GOAL - Return the records that follow unaltered. Omit every picture.

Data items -

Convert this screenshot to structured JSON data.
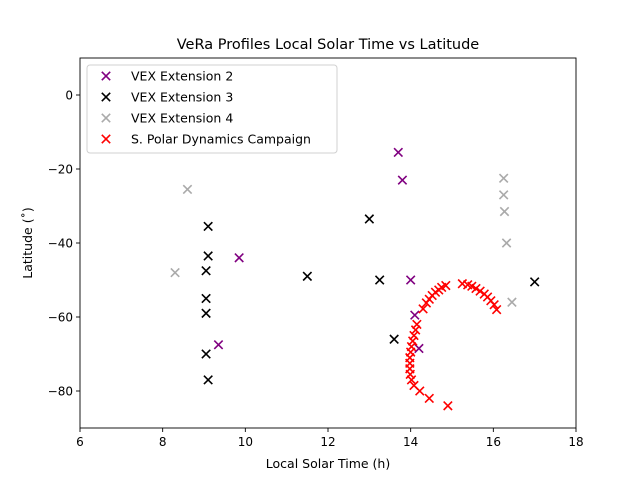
{
  "chart_data": {
    "type": "scatter",
    "title": "VeRa Profiles Local Solar Time vs Latitude",
    "xlabel": "Local Solar Time (h)",
    "ylabel": "Latitude (˚)",
    "xlim": [
      6,
      18
    ],
    "ylim": [
      -90,
      10
    ],
    "xticks": [
      6,
      8,
      10,
      12,
      14,
      16,
      18
    ],
    "yticks": [
      0,
      -20,
      -40,
      -60,
      -80
    ],
    "xtick_labels": [
      "6",
      "8",
      "10",
      "12",
      "14",
      "16",
      "18"
    ],
    "ytick_labels": [
      "0",
      "−20",
      "−40",
      "−60",
      "−80"
    ],
    "grid": false,
    "legend_position": "upper-left",
    "marker": "x",
    "series": [
      {
        "name": "VEX Extension 2",
        "color": "#800080",
        "points": [
          [
            13.7,
            -15.5
          ],
          [
            13.8,
            -23.0
          ],
          [
            9.85,
            -44.0
          ],
          [
            14.0,
            -50.0
          ],
          [
            14.1,
            -59.5
          ],
          [
            9.35,
            -67.5
          ],
          [
            14.2,
            -68.5
          ]
        ]
      },
      {
        "name": "VEX Extension 3",
        "color": "#000000",
        "points": [
          [
            9.1,
            -35.5
          ],
          [
            9.1,
            -43.5
          ],
          [
            9.05,
            -47.5
          ],
          [
            9.05,
            -55.0
          ],
          [
            9.05,
            -59.0
          ],
          [
            9.05,
            -70.0
          ],
          [
            9.1,
            -77.0
          ],
          [
            11.5,
            -49.0
          ],
          [
            13.0,
            -33.5
          ],
          [
            13.25,
            -50.0
          ],
          [
            13.6,
            -66.0
          ],
          [
            17.0,
            -50.5
          ]
        ]
      },
      {
        "name": "VEX Extension 4",
        "color": "#aaaaaa",
        "points": [
          [
            8.6,
            -25.5
          ],
          [
            8.3,
            -48.0
          ],
          [
            16.25,
            -22.5
          ],
          [
            16.25,
            -27.0
          ],
          [
            16.27,
            -31.5
          ],
          [
            16.32,
            -40.0
          ],
          [
            16.45,
            -56.0
          ]
        ]
      },
      {
        "name": "S. Polar Dynamics Campaign",
        "color": "#ff0000",
        "points": [
          [
            15.25,
            -51.0
          ],
          [
            15.38,
            -51.3
          ],
          [
            15.48,
            -51.7
          ],
          [
            15.58,
            -52.3
          ],
          [
            15.68,
            -53.0
          ],
          [
            15.78,
            -53.8
          ],
          [
            15.86,
            -54.6
          ],
          [
            15.94,
            -55.6
          ],
          [
            16.02,
            -56.7
          ],
          [
            16.08,
            -58.0
          ],
          [
            14.85,
            -51.5
          ],
          [
            14.75,
            -52.0
          ],
          [
            14.68,
            -52.7
          ],
          [
            14.6,
            -53.3
          ],
          [
            14.52,
            -54.2
          ],
          [
            14.45,
            -55.2
          ],
          [
            14.38,
            -56.2
          ],
          [
            14.3,
            -57.8
          ],
          [
            14.15,
            -62.0
          ],
          [
            14.12,
            -63.5
          ],
          [
            14.08,
            -65.0
          ],
          [
            14.05,
            -66.5
          ],
          [
            14.02,
            -68.0
          ],
          [
            14.0,
            -69.5
          ],
          [
            13.98,
            -71.0
          ],
          [
            13.98,
            -72.5
          ],
          [
            13.98,
            -74.0
          ],
          [
            13.99,
            -75.5
          ],
          [
            14.02,
            -77.0
          ],
          [
            14.08,
            -78.5
          ],
          [
            14.22,
            -80.0
          ],
          [
            14.45,
            -82.0
          ],
          [
            14.9,
            -84.0
          ]
        ]
      }
    ]
  }
}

CORRECT OUTPUT -
Convert this screenshot to structured JSON data.
{
  "chart_data": {
    "type": "scatter",
    "title": "VeRa Profiles Local Solar Time vs Latitude",
    "xlabel": "Local Solar Time (h)",
    "ylabel": "Latitude (˚)",
    "xlim": [
      6,
      18
    ],
    "ylim": [
      -90,
      10
    ],
    "xticks": [
      6,
      8,
      10,
      12,
      14,
      16,
      18
    ],
    "yticks": [
      0,
      -20,
      -40,
      -60,
      -80
    ],
    "xtick_labels": [
      "6",
      "8",
      "10",
      "12",
      "14",
      "16",
      "18"
    ],
    "ytick_labels": [
      "0",
      "−20",
      "−40",
      "−60",
      "−80"
    ],
    "grid": false,
    "legend_position": "upper-left",
    "marker": "x",
    "series": [
      {
        "name": "VEX Extension 2",
        "color": "#800080",
        "points": [
          [
            13.7,
            -15.5
          ],
          [
            13.8,
            -23.0
          ],
          [
            9.85,
            -44.0
          ],
          [
            14.0,
            -50.0
          ],
          [
            14.1,
            -59.5
          ],
          [
            9.35,
            -67.5
          ],
          [
            14.2,
            -68.5
          ]
        ]
      },
      {
        "name": "VEX Extension 3",
        "color": "#000000",
        "points": [
          [
            9.1,
            -35.5
          ],
          [
            9.1,
            -43.5
          ],
          [
            9.05,
            -47.5
          ],
          [
            9.05,
            -55.0
          ],
          [
            9.05,
            -59.0
          ],
          [
            9.05,
            -70.0
          ],
          [
            9.1,
            -77.0
          ],
          [
            11.5,
            -49.0
          ],
          [
            13.0,
            -33.5
          ],
          [
            13.25,
            -50.0
          ],
          [
            13.6,
            -66.0
          ],
          [
            17.0,
            -50.5
          ]
        ]
      },
      {
        "name": "VEX Extension 4",
        "color": "#aaaaaa",
        "points": [
          [
            8.6,
            -25.5
          ],
          [
            8.3,
            -48.0
          ],
          [
            16.25,
            -22.5
          ],
          [
            16.25,
            -27.0
          ],
          [
            16.27,
            -31.5
          ],
          [
            16.32,
            -40.0
          ],
          [
            16.45,
            -56.0
          ]
        ]
      },
      {
        "name": "S. Polar Dynamics Campaign",
        "color": "#ff0000",
        "points": [
          [
            15.25,
            -51.0
          ],
          [
            15.38,
            -51.3
          ],
          [
            15.48,
            -51.7
          ],
          [
            15.58,
            -52.3
          ],
          [
            15.68,
            -53.0
          ],
          [
            15.78,
            -53.8
          ],
          [
            15.86,
            -54.6
          ],
          [
            15.94,
            -55.6
          ],
          [
            16.02,
            -56.7
          ],
          [
            16.08,
            -58.0
          ],
          [
            14.85,
            -51.5
          ],
          [
            14.75,
            -52.0
          ],
          [
            14.68,
            -52.7
          ],
          [
            14.6,
            -53.3
          ],
          [
            14.52,
            -54.2
          ],
          [
            14.45,
            -55.2
          ],
          [
            14.38,
            -56.2
          ],
          [
            14.3,
            -57.8
          ],
          [
            14.15,
            -62.0
          ],
          [
            14.12,
            -63.5
          ],
          [
            14.08,
            -65.0
          ],
          [
            14.05,
            -66.5
          ],
          [
            14.02,
            -68.0
          ],
          [
            14.0,
            -69.5
          ],
          [
            13.98,
            -71.0
          ],
          [
            13.98,
            -72.5
          ],
          [
            13.98,
            -74.0
          ],
          [
            13.99,
            -75.5
          ],
          [
            14.02,
            -77.0
          ],
          [
            14.08,
            -78.5
          ],
          [
            14.22,
            -80.0
          ],
          [
            14.45,
            -82.0
          ],
          [
            14.9,
            -84.0
          ]
        ]
      }
    ]
  }
}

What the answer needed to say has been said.